Objective:
Quote all of the entries below word for word, in the order they appear.

Extracted material:
***

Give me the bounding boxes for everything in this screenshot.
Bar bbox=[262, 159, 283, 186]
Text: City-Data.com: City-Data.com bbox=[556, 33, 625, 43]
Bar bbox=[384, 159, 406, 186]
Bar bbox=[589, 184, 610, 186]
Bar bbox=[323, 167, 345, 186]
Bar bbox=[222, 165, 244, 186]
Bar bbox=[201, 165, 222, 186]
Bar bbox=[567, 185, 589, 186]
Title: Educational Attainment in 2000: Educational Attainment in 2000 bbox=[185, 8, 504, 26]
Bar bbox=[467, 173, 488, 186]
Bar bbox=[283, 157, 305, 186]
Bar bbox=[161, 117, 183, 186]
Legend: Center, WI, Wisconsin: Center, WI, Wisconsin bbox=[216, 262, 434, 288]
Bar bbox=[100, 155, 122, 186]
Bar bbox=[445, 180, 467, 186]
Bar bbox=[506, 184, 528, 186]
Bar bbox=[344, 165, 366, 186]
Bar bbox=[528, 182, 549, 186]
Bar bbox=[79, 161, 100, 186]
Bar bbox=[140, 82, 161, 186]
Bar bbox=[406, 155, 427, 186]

***

Response:
Give me the bounding boxes for everything in this screenshot.
Bar bbox=[262, 159, 283, 186]
Text: City-Data.com: City-Data.com bbox=[556, 33, 625, 43]
Bar bbox=[384, 159, 406, 186]
Bar bbox=[589, 184, 610, 186]
Bar bbox=[323, 167, 345, 186]
Bar bbox=[222, 165, 244, 186]
Bar bbox=[201, 165, 222, 186]
Bar bbox=[567, 185, 589, 186]
Title: Educational Attainment in 2000: Educational Attainment in 2000 bbox=[185, 8, 504, 26]
Bar bbox=[467, 173, 488, 186]
Bar bbox=[283, 157, 305, 186]
Bar bbox=[161, 117, 183, 186]
Legend: Center, WI, Wisconsin: Center, WI, Wisconsin bbox=[216, 262, 434, 288]
Bar bbox=[100, 155, 122, 186]
Bar bbox=[445, 180, 467, 186]
Bar bbox=[506, 184, 528, 186]
Bar bbox=[344, 165, 366, 186]
Bar bbox=[528, 182, 549, 186]
Bar bbox=[79, 161, 100, 186]
Bar bbox=[140, 82, 161, 186]
Bar bbox=[406, 155, 427, 186]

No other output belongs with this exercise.